◆ Supplied records ◆
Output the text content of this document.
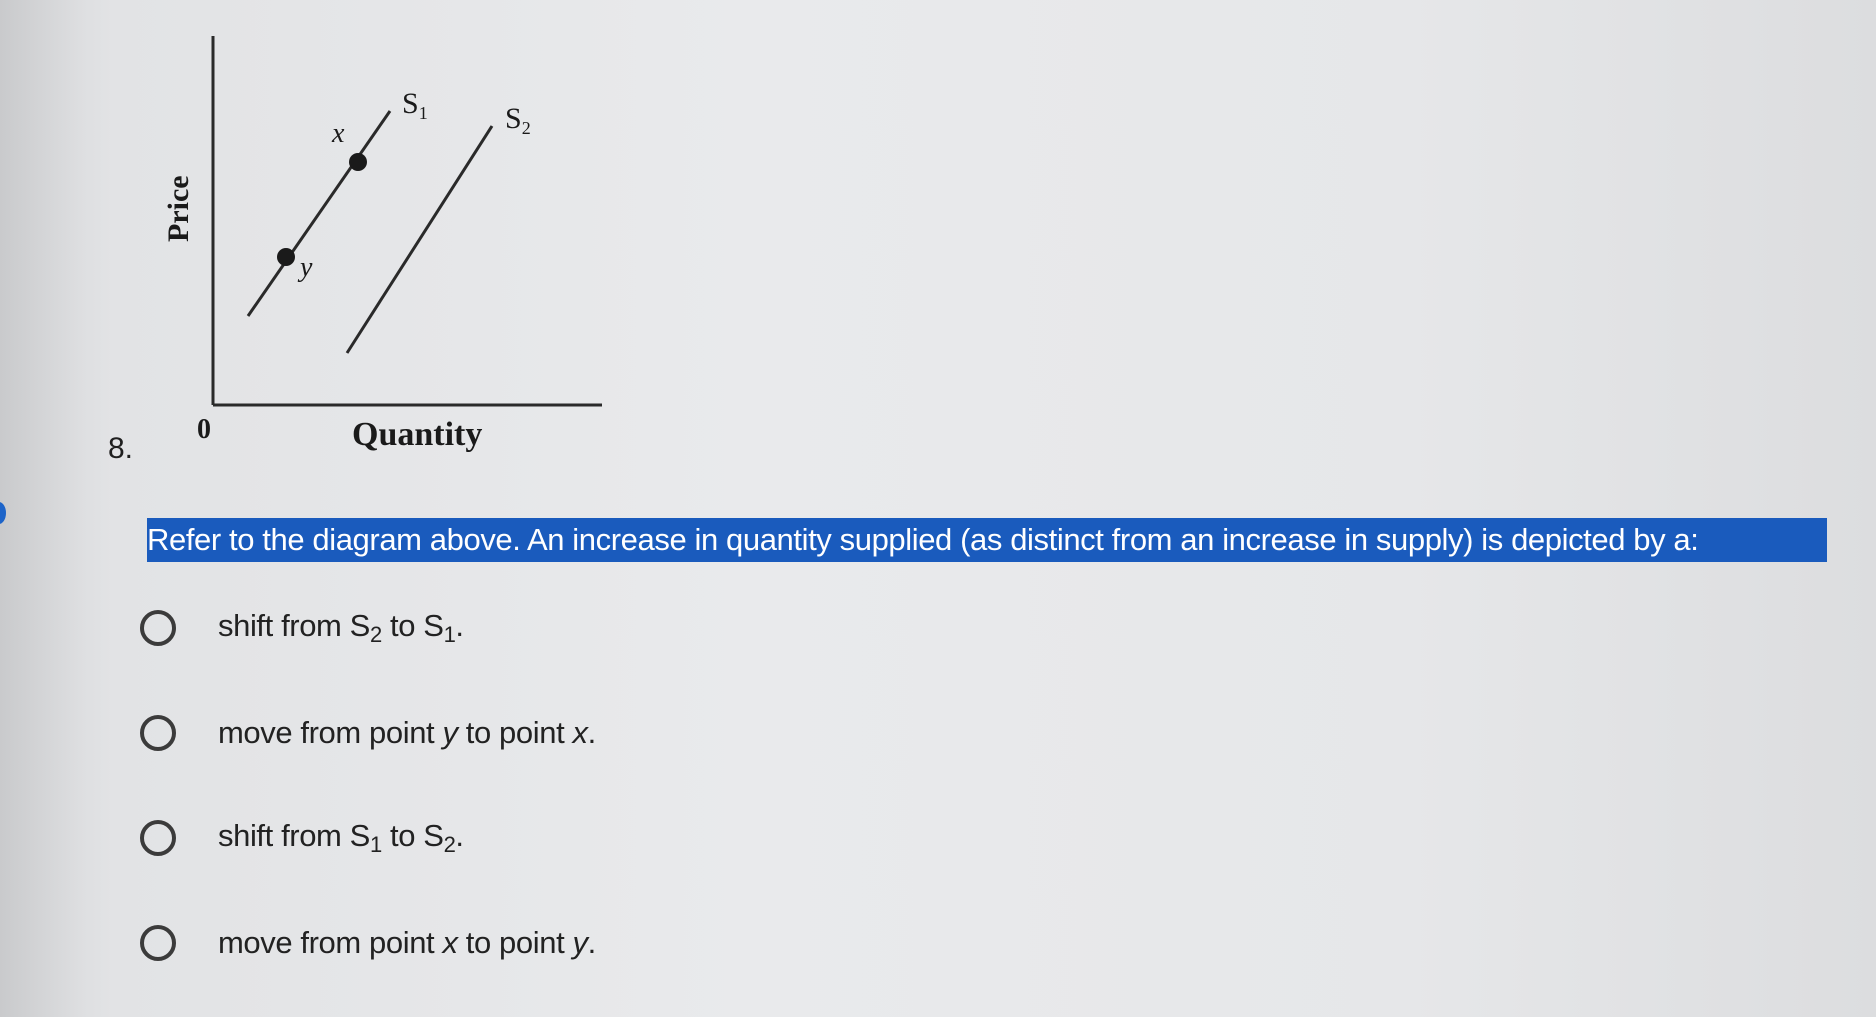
8.
Price
0	Quantity
$S_1$	$S_2$
x
y
Refer to the diagram above. An increase in quantity supplied (as distinct from an increase in supply) is depicted by a:
shift from $S_2$ to $S_1$.
move from point y to point x.
shift from $S_1$ to $S_2$.
move from point x to point y.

◆ What the task asks ◆
Select the lines that carry the string "point" and copy them.

◆ Final result ◆
move from point y to point x.
move from point x to point y.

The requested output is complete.